==== Dataset rows ====

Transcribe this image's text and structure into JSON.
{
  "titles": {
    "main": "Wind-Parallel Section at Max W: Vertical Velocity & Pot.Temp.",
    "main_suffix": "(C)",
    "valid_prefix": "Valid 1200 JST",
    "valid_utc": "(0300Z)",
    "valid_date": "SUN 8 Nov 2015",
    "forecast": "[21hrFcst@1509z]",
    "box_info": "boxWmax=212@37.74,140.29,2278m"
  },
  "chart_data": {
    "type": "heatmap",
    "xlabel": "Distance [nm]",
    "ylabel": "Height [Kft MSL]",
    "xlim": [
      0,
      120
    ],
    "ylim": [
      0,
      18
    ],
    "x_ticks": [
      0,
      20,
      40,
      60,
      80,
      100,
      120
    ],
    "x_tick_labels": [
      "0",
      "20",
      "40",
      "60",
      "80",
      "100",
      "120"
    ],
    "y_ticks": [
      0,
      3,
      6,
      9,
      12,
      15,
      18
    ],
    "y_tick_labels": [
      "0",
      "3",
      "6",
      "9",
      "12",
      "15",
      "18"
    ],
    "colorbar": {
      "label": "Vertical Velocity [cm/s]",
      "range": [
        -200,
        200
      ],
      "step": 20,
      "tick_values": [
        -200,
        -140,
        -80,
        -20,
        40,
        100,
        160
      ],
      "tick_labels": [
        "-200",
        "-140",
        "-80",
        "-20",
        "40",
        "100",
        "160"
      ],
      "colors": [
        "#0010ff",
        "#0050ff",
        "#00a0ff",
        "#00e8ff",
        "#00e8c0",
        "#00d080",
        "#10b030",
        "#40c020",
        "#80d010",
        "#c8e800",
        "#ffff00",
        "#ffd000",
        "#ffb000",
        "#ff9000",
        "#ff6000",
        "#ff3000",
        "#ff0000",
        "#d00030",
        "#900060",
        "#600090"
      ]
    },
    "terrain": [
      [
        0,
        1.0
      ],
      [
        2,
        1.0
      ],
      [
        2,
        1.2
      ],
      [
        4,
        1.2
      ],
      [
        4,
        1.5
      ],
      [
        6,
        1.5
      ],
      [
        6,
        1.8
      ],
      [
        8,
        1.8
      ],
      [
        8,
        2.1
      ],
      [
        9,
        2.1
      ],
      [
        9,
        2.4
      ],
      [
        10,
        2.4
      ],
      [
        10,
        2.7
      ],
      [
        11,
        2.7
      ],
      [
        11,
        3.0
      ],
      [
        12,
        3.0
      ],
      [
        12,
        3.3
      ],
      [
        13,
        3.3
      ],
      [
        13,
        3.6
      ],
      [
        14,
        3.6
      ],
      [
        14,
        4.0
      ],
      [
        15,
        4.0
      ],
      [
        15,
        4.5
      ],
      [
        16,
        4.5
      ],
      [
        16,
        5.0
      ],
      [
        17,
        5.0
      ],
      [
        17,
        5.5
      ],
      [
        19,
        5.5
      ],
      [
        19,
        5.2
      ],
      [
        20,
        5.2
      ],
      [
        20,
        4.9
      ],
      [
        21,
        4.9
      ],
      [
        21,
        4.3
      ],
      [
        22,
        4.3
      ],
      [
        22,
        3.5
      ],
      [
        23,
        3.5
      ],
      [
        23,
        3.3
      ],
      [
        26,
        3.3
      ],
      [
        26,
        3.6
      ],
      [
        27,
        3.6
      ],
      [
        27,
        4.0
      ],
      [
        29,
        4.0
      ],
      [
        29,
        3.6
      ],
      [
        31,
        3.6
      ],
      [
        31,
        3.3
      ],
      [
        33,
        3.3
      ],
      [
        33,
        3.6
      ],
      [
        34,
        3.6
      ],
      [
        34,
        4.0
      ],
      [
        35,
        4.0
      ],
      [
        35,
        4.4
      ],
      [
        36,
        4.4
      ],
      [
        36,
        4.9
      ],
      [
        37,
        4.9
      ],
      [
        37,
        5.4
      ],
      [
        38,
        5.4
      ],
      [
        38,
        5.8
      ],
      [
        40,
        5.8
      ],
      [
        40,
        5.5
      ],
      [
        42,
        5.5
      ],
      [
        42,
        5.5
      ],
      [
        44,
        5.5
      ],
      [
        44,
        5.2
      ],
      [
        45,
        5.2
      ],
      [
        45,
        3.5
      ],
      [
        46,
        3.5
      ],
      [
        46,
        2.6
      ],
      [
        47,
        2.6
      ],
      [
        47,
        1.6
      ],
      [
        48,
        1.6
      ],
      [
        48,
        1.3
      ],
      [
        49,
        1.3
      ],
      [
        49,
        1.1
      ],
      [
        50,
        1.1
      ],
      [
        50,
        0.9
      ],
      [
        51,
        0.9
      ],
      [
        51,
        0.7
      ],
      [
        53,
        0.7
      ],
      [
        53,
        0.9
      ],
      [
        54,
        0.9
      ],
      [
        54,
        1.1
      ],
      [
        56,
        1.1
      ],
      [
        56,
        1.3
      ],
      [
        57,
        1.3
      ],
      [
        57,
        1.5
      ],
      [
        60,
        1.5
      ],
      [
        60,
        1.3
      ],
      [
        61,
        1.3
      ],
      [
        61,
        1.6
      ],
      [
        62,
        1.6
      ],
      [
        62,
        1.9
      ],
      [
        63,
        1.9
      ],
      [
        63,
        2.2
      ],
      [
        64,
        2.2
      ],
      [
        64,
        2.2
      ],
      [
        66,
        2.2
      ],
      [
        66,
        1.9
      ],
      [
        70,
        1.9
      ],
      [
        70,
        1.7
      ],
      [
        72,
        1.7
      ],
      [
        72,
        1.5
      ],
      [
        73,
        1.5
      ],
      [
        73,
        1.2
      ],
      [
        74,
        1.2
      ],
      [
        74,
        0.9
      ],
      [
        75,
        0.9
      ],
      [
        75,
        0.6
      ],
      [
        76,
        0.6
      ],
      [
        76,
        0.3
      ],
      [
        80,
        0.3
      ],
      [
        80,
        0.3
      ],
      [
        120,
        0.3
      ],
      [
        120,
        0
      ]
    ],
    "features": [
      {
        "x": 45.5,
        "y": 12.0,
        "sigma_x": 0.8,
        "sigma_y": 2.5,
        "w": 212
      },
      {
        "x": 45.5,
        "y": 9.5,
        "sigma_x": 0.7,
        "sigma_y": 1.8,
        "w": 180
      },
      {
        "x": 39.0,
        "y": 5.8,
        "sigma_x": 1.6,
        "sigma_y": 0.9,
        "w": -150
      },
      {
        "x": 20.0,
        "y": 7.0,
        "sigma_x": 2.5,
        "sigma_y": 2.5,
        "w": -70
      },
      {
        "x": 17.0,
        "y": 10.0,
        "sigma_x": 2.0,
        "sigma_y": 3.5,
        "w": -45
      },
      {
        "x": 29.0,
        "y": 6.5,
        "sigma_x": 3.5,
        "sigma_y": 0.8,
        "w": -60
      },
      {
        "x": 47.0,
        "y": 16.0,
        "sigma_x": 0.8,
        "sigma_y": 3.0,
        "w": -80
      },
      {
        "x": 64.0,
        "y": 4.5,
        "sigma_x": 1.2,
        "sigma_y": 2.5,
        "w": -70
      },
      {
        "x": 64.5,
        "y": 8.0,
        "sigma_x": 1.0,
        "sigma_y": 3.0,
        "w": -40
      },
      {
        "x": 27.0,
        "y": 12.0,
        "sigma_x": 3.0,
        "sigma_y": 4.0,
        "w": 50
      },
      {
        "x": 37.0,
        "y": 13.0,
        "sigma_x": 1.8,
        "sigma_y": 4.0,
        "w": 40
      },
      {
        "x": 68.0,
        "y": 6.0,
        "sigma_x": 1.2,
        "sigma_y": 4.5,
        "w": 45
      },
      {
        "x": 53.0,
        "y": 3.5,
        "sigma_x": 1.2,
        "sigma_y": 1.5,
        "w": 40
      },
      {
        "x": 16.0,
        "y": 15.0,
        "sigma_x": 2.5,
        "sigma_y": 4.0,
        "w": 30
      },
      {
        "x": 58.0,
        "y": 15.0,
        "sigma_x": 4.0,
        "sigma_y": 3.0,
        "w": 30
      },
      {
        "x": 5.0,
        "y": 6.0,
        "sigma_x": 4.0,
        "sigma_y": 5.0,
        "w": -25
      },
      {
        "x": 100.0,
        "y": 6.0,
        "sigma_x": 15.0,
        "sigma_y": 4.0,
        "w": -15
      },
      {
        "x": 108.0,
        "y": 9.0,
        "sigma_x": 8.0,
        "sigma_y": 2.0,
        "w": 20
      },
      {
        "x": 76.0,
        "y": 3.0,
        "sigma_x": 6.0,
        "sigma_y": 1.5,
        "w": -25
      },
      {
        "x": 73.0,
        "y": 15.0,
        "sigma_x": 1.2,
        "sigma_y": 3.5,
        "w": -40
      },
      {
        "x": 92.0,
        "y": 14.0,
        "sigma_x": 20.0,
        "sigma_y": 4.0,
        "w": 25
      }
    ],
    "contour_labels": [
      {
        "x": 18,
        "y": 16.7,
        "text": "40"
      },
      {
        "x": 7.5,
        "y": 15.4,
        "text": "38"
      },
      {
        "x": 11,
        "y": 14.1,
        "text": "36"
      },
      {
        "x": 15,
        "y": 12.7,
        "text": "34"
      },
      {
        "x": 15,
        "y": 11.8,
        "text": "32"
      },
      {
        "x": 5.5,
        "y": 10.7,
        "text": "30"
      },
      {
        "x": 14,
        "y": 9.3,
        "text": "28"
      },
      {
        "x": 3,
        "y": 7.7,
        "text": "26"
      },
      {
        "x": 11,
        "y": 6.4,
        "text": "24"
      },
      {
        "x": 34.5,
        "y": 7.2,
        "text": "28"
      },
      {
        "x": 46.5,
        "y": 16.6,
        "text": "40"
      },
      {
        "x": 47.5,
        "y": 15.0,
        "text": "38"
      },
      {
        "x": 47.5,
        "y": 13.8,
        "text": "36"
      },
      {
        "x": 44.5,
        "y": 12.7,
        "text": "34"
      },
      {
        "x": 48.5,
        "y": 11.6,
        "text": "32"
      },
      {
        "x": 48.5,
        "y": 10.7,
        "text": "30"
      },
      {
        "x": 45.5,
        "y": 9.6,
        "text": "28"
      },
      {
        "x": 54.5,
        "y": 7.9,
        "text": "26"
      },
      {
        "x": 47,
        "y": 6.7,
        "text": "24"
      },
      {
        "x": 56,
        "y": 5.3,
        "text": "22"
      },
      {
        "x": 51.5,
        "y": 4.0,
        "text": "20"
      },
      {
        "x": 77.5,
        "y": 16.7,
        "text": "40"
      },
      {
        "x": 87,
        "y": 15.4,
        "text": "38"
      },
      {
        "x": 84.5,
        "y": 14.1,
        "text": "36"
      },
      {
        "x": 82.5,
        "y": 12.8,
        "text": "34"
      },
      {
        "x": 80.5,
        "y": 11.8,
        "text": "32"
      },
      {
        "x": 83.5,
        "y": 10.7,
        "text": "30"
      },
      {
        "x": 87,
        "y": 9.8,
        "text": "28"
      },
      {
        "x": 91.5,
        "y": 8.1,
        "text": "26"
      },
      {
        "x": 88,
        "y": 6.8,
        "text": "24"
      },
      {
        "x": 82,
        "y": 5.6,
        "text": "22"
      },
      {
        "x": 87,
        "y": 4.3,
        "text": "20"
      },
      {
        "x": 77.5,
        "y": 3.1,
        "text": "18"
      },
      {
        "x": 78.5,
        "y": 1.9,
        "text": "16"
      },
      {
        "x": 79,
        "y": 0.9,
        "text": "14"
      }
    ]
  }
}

====

Instruction
Keep only the lines that hold the string "Vertical", and copy them out.

Reply
    "main": "Wind-Parallel Section at Max W: Vertical Velocity & Pot.Temp.",
      "label": "Vertical Velocity [cm/s]",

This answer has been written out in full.